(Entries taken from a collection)
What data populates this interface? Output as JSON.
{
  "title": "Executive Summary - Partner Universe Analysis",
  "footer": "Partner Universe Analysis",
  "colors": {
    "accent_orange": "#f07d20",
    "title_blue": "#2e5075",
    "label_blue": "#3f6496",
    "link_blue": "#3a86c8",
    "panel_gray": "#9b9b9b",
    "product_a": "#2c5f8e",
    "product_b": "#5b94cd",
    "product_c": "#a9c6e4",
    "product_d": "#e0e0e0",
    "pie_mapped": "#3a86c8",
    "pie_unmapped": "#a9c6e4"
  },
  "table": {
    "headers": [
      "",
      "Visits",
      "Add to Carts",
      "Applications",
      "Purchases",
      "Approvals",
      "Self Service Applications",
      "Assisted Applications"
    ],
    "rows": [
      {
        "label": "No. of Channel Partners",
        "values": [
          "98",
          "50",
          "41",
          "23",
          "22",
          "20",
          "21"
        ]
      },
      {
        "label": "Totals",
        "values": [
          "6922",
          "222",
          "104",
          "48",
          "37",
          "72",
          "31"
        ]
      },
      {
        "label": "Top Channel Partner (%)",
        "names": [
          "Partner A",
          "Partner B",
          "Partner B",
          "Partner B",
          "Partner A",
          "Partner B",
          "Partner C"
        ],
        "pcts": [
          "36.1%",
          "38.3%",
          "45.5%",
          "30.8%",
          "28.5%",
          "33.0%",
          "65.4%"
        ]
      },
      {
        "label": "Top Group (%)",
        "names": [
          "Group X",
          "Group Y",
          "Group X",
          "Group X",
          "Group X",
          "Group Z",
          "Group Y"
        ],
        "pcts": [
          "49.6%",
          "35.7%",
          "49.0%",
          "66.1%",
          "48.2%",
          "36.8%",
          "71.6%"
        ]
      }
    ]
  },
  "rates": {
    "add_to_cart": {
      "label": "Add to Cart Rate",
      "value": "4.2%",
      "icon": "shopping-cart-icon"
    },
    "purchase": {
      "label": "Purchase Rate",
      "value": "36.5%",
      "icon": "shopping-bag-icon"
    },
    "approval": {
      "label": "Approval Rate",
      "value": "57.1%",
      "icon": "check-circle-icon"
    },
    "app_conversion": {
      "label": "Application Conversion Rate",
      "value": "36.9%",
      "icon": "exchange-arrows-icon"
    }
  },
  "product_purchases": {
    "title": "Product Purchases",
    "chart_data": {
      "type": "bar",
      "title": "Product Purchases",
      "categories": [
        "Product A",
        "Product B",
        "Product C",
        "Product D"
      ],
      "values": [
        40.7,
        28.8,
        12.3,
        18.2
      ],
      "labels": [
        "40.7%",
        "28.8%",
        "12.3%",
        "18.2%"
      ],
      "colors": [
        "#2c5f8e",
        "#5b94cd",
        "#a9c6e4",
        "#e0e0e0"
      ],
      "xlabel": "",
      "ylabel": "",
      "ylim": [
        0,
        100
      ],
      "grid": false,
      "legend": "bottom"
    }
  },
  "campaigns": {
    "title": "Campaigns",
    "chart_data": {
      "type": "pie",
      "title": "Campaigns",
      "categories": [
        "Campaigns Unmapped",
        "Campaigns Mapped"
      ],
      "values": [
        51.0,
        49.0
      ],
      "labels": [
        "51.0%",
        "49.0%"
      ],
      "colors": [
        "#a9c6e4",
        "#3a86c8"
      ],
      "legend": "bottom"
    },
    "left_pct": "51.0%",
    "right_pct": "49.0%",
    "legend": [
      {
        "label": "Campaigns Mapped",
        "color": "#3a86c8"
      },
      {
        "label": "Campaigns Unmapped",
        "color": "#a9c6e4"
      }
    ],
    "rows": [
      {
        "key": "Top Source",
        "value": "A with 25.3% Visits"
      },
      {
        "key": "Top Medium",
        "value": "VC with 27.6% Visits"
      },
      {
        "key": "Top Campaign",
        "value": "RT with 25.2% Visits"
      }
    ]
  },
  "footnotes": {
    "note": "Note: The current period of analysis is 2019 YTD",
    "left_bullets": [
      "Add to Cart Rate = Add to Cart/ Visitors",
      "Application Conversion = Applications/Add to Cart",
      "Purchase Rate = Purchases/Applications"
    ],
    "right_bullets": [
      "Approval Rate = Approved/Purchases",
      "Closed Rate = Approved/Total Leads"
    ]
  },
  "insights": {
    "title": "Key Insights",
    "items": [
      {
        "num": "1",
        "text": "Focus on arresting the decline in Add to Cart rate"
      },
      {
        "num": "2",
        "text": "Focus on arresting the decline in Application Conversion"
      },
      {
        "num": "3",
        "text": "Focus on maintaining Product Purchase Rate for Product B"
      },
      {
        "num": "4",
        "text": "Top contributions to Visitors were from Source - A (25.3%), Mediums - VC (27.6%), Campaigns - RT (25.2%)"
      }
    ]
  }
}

» Objective
Your task is to repeat every entry exactly.

» Solved exercise
What data populates this interface? Output as JSON.
{
  "title": "Executive Summary - Partner Universe Analysis",
  "footer": "Partner Universe Analysis",
  "colors": {
    "accent_orange": "#f07d20",
    "title_blue": "#2e5075",
    "label_blue": "#3f6496",
    "link_blue": "#3a86c8",
    "panel_gray": "#9b9b9b",
    "product_a": "#2c5f8e",
    "product_b": "#5b94cd",
    "product_c": "#a9c6e4",
    "product_d": "#e0e0e0",
    "pie_mapped": "#3a86c8",
    "pie_unmapped": "#a9c6e4"
  },
  "table": {
    "headers": [
      "",
      "Visits",
      "Add to Carts",
      "Applications",
      "Purchases",
      "Approvals",
      "Self Service Applications",
      "Assisted Applications"
    ],
    "rows": [
      {
        "label": "No. of Channel Partners",
        "values": [
          "98",
          "50",
          "41",
          "23",
          "22",
          "20",
          "21"
        ]
      },
      {
        "label": "Totals",
        "values": [
          "6922",
          "222",
          "104",
          "48",
          "37",
          "72",
          "31"
        ]
      },
      {
        "label": "Top Channel Partner (%)",
        "names": [
          "Partner A",
          "Partner B",
          "Partner B",
          "Partner B",
          "Partner A",
          "Partner B",
          "Partner C"
        ],
        "pcts": [
          "36.1%",
          "38.3%",
          "45.5%",
          "30.8%",
          "28.5%",
          "33.0%",
          "65.4%"
        ]
      },
      {
        "label": "Top Group (%)",
        "names": [
          "Group X",
          "Group Y",
          "Group X",
          "Group X",
          "Group X",
          "Group Z",
          "Group Y"
        ],
        "pcts": [
          "49.6%",
          "35.7%",
          "49.0%",
          "66.1%",
          "48.2%",
          "36.8%",
          "71.6%"
        ]
      }
    ]
  },
  "rates": {
    "add_to_cart": {
      "label": "Add to Cart Rate",
      "value": "4.2%",
      "icon": "shopping-cart-icon"
    },
    "purchase": {
      "label": "Purchase Rate",
      "value": "36.5%",
      "icon": "shopping-bag-icon"
    },
    "approval": {
      "label": "Approval Rate",
      "value": "57.1%",
      "icon": "check-circle-icon"
    },
    "app_conversion": {
      "label": "Application Conversion Rate",
      "value": "36.9%",
      "icon": "exchange-arrows-icon"
    }
  },
  "product_purchases": {
    "title": "Product Purchases",
    "chart_data": {
      "type": "bar",
      "title": "Product Purchases",
      "categories": [
        "Product A",
        "Product B",
        "Product C",
        "Product D"
      ],
      "values": [
        40.7,
        28.8,
        12.3,
        18.2
      ],
      "labels": [
        "40.7%",
        "28.8%",
        "12.3%",
        "18.2%"
      ],
      "colors": [
        "#2c5f8e",
        "#5b94cd",
        "#a9c6e4",
        "#e0e0e0"
      ],
      "xlabel": "",
      "ylabel": "",
      "ylim": [
        0,
        100
      ],
      "grid": false,
      "legend": "bottom"
    }
  },
  "campaigns": {
    "title": "Campaigns",
    "chart_data": {
      "type": "pie",
      "title": "Campaigns",
      "categories": [
        "Campaigns Unmapped",
        "Campaigns Mapped"
      ],
      "values": [
        51.0,
        49.0
      ],
      "labels": [
        "51.0%",
        "49.0%"
      ],
      "colors": [
        "#a9c6e4",
        "#3a86c8"
      ],
      "legend": "bottom"
    },
    "left_pct": "51.0%",
    "right_pct": "49.0%",
    "legend": [
      {
        "label": "Campaigns Mapped",
        "color": "#3a86c8"
      },
      {
        "label": "Campaigns Unmapped",
        "color": "#a9c6e4"
      }
    ],
    "rows": [
      {
        "key": "Top Source",
        "value": "A with 25.3% Visits"
      },
      {
        "key": "Top Medium",
        "value": "VC with 27.6% Visits"
      },
      {
        "key": "Top Campaign",
        "value": "RT with 25.2% Visits"
      }
    ]
  },
  "footnotes": {
    "note": "Note: The current period of analysis is 2019 YTD",
    "left_bullets": [
      "Add to Cart Rate = Add to Cart/ Visitors",
      "Application Conversion = Applications/Add to Cart",
      "Purchase Rate = Purchases/Applications"
    ],
    "right_bullets": [
      "Approval Rate = Approved/Purchases",
      "Closed Rate = Approved/Total Leads"
    ]
  },
  "insights": {
    "title": "Key Insights",
    "items": [
      {
        "num": "1",
        "text": "Focus on arresting the decline in Add to Cart rate"
      },
      {
        "num": "2",
        "text": "Focus on arresting the decline in Application Conversion"
      },
      {
        "num": "3",
        "text": "Focus on maintaining Product Purchase Rate for Product B"
      },
      {
        "num": "4",
        "text": "Top contributions to Visitors were from Source - A (25.3%), Mediums - VC (27.6%), Campaigns - RT (25.2%)"
      }
    ]
  }
}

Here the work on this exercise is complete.